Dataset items
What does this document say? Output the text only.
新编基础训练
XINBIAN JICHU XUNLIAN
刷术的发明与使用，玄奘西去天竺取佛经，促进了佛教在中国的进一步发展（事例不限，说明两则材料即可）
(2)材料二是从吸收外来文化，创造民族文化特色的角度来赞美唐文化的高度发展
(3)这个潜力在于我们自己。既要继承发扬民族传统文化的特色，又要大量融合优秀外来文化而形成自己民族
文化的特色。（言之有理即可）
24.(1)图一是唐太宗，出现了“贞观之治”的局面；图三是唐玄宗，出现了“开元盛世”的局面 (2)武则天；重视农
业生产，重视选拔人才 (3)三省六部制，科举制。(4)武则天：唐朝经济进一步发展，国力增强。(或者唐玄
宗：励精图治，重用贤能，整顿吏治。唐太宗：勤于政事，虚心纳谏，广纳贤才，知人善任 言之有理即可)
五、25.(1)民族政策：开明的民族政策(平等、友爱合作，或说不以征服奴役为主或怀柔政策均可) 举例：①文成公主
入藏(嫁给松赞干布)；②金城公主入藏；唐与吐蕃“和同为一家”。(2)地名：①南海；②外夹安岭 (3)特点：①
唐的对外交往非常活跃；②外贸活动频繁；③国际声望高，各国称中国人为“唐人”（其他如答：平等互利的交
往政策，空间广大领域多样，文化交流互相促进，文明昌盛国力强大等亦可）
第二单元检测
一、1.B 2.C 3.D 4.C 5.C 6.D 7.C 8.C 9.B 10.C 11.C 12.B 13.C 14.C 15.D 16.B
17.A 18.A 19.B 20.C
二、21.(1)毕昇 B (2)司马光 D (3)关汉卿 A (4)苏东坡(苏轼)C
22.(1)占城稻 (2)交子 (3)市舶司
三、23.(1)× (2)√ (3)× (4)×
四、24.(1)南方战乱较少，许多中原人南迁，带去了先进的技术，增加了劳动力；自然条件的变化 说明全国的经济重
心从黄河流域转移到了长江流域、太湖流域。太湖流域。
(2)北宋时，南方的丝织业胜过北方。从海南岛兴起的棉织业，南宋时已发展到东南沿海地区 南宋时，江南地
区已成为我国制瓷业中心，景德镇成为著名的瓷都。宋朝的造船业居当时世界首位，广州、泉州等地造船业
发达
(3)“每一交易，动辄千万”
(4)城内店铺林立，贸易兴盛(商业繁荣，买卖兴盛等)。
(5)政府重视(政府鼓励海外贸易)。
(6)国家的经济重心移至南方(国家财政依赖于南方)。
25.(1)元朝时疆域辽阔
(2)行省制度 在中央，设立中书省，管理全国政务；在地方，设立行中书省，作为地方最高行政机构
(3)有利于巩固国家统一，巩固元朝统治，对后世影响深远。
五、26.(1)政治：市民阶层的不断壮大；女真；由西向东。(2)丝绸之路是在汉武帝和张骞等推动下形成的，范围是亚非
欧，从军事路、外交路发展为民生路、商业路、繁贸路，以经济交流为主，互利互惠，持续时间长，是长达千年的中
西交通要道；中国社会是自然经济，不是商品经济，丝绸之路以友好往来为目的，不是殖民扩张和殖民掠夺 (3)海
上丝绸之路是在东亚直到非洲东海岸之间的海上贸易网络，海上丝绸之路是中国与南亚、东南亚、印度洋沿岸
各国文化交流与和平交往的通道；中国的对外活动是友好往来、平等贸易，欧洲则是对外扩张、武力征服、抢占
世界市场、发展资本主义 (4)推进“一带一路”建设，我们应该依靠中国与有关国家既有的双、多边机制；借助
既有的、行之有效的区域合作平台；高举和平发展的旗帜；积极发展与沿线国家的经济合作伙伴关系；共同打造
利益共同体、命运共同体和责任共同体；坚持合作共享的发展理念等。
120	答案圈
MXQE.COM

**Goal**
Write the data back out verbatim.

**Answer to this problem**
What does this document say? Output the text only.
新编基础训练
XINBIAN JICHU XUNLIAN
刷术的发明与使用，玄奘西去天竺取佛经，促进了佛教在中国的进一步发展（事例不限，说明两则材料即可）
(2)材料二是从吸收外来文化，创造民族文化特色的角度来赞美唐文化的高度发展
(3)这个潜力在于我们自己。既要继承发扬民族传统文化的特色，又要大量融合优秀外来文化而形成自己民族
文化的特色。（言之有理即可）
24.(1)图一是唐太宗，出现了“贞观之治”的局面；图三是唐玄宗，出现了“开元盛世”的局面 (2)武则天；重视农
业生产，重视选拔人才 (3)三省六部制，科举制。(4)武则天：唐朝经济进一步发展，国力增强。(或者唐玄
宗：励精图治，重用贤能，整顿吏治。唐太宗：勤于政事，虚心纳谏，广纳贤才，知人善任 言之有理即可)
五、25.(1)民族政策：开明的民族政策(平等、友爱合作，或说不以征服奴役为主或怀柔政策均可) 举例：①文成公主
入藏(嫁给松赞干布)；②金城公主入藏；唐与吐蕃“和同为一家”。(2)地名：①南海；②外夹安岭 (3)特点：①
唐的对外交往非常活跃；②外贸活动频繁；③国际声望高，各国称中国人为“唐人”（其他如答：平等互利的交
往政策，空间广大领域多样，文化交流互相促进，文明昌盛国力强大等亦可）
第二单元检测
一、1.B 2.C 3.D 4.C 5.C 6.D 7.C 8.C 9.B 10.C 11.C 12.B 13.C 14.C 15.D 16.B
17.A 18.A 19.B 20.C
二、21.(1)毕昇 B (2)司马光 D (3)关汉卿 A (4)苏东坡(苏轼)C
22.(1)占城稻 (2)交子 (3)市舶司
三、23.(1)× (2)√ (3)× (4)×
四、24.(1)南方战乱较少，许多中原人南迁，带去了先进的技术，增加了劳动力；自然条件的变化 说明全国的经济重
心从黄河流域转移到了长江流域、太湖流域。太湖流域。
(2)北宋时，南方的丝织业胜过北方。从海南岛兴起的棉织业，南宋时已发展到东南沿海地区 南宋时，江南地
区已成为我国制瓷业中心，景德镇成为著名的瓷都。宋朝的造船业居当时世界首位，广州、泉州等地造船业
发达
(3)“每一交易，动辄千万”
(4)城内店铺林立，贸易兴盛(商业繁荣，买卖兴盛等)。
(5)政府重视(政府鼓励海外贸易)。
(6)国家的经济重心移至南方(国家财政依赖于南方)。
25.(1)元朝时疆域辽阔
(2)行省制度 在中央，设立中书省，管理全国政务；在地方，设立行中书省，作为地方最高行政机构
(3)有利于巩固国家统一，巩固元朝统治，对后世影响深远。
五、26.(1)政治：市民阶层的不断壮大；女真；由西向东。(2)丝绸之路是在汉武帝和张骞等推动下形成的，范围是亚非
欧，从军事路、外交路发展为民生路、商业路、繁贸路，以经济交流为主，互利互惠，持续时间长，是长达千年的中
西交通要道；中国社会是自然经济，不是商品经济，丝绸之路以友好往来为目的，不是殖民扩张和殖民掠夺 (3)海
上丝绸之路是在东亚直到非洲东海岸之间的海上贸易网络，海上丝绸之路是中国与南亚、东南亚、印度洋沿岸
各国文化交流与和平交往的通道；中国的对外活动是友好往来、平等贸易，欧洲则是对外扩张、武力征服、抢占
世界市场、发展资本主义 (4)推进“一带一路”建设，我们应该依靠中国与有关国家既有的双、多边机制；借助
既有的、行之有效的区域合作平台；高举和平发展的旗帜；积极发展与沿线国家的经济合作伙伴关系；共同打造
利益共同体、命运共同体和责任共同体；坚持合作共享的发展理念等。
120	答案圈
MXQE.COM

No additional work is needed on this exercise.